## SET EXERCISE
Write every record out again exactly as given.

── EXERCISE MATERIAL ──

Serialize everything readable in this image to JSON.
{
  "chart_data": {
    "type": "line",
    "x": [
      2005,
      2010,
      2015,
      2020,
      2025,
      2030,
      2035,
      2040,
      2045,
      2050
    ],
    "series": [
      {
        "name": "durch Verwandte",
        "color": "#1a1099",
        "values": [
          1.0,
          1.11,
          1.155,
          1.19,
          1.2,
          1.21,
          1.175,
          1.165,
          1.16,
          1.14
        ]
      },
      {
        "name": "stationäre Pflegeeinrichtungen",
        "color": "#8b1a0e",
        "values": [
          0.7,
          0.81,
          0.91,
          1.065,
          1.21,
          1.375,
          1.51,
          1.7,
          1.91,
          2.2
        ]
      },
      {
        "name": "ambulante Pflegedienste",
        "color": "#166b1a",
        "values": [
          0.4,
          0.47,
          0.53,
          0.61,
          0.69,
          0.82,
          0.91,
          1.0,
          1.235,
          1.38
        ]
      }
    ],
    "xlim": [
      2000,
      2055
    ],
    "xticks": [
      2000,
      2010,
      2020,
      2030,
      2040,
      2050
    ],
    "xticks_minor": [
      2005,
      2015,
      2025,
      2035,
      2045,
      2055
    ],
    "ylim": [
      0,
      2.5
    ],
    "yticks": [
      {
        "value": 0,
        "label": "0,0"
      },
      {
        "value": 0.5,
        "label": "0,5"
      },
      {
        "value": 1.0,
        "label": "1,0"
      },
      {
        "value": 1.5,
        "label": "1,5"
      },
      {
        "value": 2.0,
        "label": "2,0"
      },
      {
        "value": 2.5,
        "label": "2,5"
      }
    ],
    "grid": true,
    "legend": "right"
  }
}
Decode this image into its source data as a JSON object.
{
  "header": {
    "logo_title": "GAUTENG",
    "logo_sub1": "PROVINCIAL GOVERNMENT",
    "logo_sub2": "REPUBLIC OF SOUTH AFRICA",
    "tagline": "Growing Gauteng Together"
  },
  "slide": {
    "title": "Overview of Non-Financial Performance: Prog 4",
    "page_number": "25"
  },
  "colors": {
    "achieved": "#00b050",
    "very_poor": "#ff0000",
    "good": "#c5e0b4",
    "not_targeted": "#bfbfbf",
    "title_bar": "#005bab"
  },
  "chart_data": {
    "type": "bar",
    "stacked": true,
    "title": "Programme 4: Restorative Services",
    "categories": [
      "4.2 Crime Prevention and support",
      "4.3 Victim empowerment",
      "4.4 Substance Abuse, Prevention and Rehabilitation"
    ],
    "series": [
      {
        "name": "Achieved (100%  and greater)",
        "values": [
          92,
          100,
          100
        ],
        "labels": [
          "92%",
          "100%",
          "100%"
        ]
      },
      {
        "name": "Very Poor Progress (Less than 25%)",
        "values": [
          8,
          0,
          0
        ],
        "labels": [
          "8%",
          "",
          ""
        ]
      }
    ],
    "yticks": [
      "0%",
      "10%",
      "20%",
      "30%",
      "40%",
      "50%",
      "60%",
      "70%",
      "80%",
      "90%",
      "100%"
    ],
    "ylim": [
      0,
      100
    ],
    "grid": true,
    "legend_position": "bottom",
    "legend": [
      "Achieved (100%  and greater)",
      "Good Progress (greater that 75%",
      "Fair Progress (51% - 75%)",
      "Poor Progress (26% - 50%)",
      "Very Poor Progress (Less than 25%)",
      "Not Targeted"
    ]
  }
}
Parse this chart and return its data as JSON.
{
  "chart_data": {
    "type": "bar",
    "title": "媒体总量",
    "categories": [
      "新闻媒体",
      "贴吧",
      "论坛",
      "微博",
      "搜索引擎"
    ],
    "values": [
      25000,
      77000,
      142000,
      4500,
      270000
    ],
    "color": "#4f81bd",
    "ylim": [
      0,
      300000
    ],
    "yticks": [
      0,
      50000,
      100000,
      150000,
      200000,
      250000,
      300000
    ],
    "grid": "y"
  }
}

───

## SOLVED PROBLEM
Serialize everything readable in this image to JSON.
{
  "chart_data": {
    "type": "line",
    "x": [
      2005,
      2010,
      2015,
      2020,
      2025,
      2030,
      2035,
      2040,
      2045,
      2050
    ],
    "series": [
      {
        "name": "durch Verwandte",
        "color": "#1a1099",
        "values": [
          1.0,
          1.11,
          1.155,
          1.19,
          1.2,
          1.21,
          1.175,
          1.165,
          1.16,
          1.14
        ]
      },
      {
        "name": "stationäre Pflegeeinrichtungen",
        "color": "#8b1a0e",
        "values": [
          0.7,
          0.81,
          0.91,
          1.065,
          1.21,
          1.375,
          1.51,
          1.7,
          1.91,
          2.2
        ]
      },
      {
        "name": "ambulante Pflegedienste",
        "color": "#166b1a",
        "values": [
          0.4,
          0.47,
          0.53,
          0.61,
          0.69,
          0.82,
          0.91,
          1.0,
          1.235,
          1.38
        ]
      }
    ],
    "xlim": [
      2000,
      2055
    ],
    "xticks": [
      2000,
      2010,
      2020,
      2030,
      2040,
      2050
    ],
    "xticks_minor": [
      2005,
      2015,
      2025,
      2035,
      2045,
      2055
    ],
    "ylim": [
      0,
      2.5
    ],
    "yticks": [
      {
        "value": 0,
        "label": "0,0"
      },
      {
        "value": 0.5,
        "label": "0,5"
      },
      {
        "value": 1.0,
        "label": "1,0"
      },
      {
        "value": 1.5,
        "label": "1,5"
      },
      {
        "value": 2.0,
        "label": "2,0"
      },
      {
        "value": 2.5,
        "label": "2,5"
      }
    ],
    "grid": true,
    "legend": "right"
  }
}
Decode this image into its source data as a JSON object.
{
  "header": {
    "logo_title": "GAUTENG",
    "logo_sub1": "PROVINCIAL GOVERNMENT",
    "logo_sub2": "REPUBLIC OF SOUTH AFRICA",
    "tagline": "Growing Gauteng Together"
  },
  "slide": {
    "title": "Overview of Non-Financial Performance: Prog 4",
    "page_number": "25"
  },
  "colors": {
    "achieved": "#00b050",
    "very_poor": "#ff0000",
    "good": "#c5e0b4",
    "not_targeted": "#bfbfbf",
    "title_bar": "#005bab"
  },
  "chart_data": {
    "type": "bar",
    "stacked": true,
    "title": "Programme 4: Restorative Services",
    "categories": [
      "4.2 Crime Prevention and support",
      "4.3 Victim empowerment",
      "4.4 Substance Abuse, Prevention and Rehabilitation"
    ],
    "series": [
      {
        "name": "Achieved (100%  and greater)",
        "values": [
          92,
          100,
          100
        ],
        "labels": [
          "92%",
          "100%",
          "100%"
        ]
      },
      {
        "name": "Very Poor Progress (Less than 25%)",
        "values": [
          8,
          0,
          0
        ],
        "labels": [
          "8%",
          "",
          ""
        ]
      }
    ],
    "yticks": [
      "0%",
      "10%",
      "20%",
      "30%",
      "40%",
      "50%",
      "60%",
      "70%",
      "80%",
      "90%",
      "100%"
    ],
    "ylim": [
      0,
      100
    ],
    "grid": true,
    "legend_position": "bottom",
    "legend": [
      "Achieved (100%  and greater)",
      "Good Progress (greater that 75%",
      "Fair Progress (51% - 75%)",
      "Poor Progress (26% - 50%)",
      "Very Poor Progress (Less than 25%)",
      "Not Targeted"
    ]
  }
}
Parse this chart and return its data as JSON.
{
  "chart_data": {
    "type": "bar",
    "title": "媒体总量",
    "categories": [
      "新闻媒体",
      "贴吧",
      "论坛",
      "微博",
      "搜索引擎"
    ],
    "values": [
      25000,
      77000,
      142000,
      4500,
      270000
    ],
    "color": "#4f81bd",
    "ylim": [
      0,
      300000
    ],
    "yticks": [
      0,
      50000,
      100000,
      150000,
      200000,
      250000,
      300000
    ],
    "grid": "y"
  }
}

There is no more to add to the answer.